[Data entries]

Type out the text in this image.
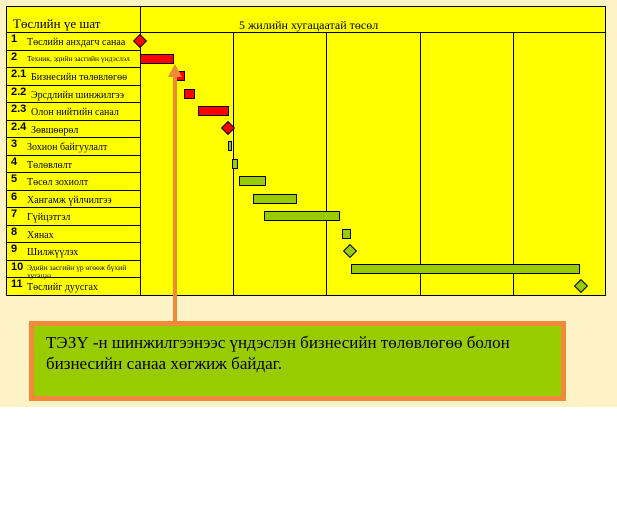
Төслийн үе шат	5 жилийн хугацаатай төсөл
1 Төслийн анхдагч санаа
2 Техник, эдийн засгийн үндэслэл
2.1 Бизнесийн төлөвлөгөө
2.2 Эрсдлийн шинжилгээ
2.3 Олон нийтийн санал
2.4 Зөвшөөрөл
3 Зохион байгуулалт
4 Төлөвлөлт
5 Төсөл зохиолт
6 Хангамж үйлчилгээ
7 Гүйцэтгэл
8 Хянах
9 Шилжүүлэх
10 Эдийн засгийн үр өгөөж бүхий хугацаа
11 Төслийг дуусгах
ТЭЗҮ -н шинжилгээнээс үндэслэн бизнесийн төлөвлөгөө болон бизнесийн санаа хөгжиж байдаг.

# Exercise directions:
Each line holding "төлөвлөгөө" must be found and copied.

# Task answer:
2.1 Бизнесийн төлөвлөгөө
ТЭЗҮ -н шинжилгээнээс үндэслэн бизнесийн төлөвлөгөө болон бизнесийн санаа хөгжиж байдаг.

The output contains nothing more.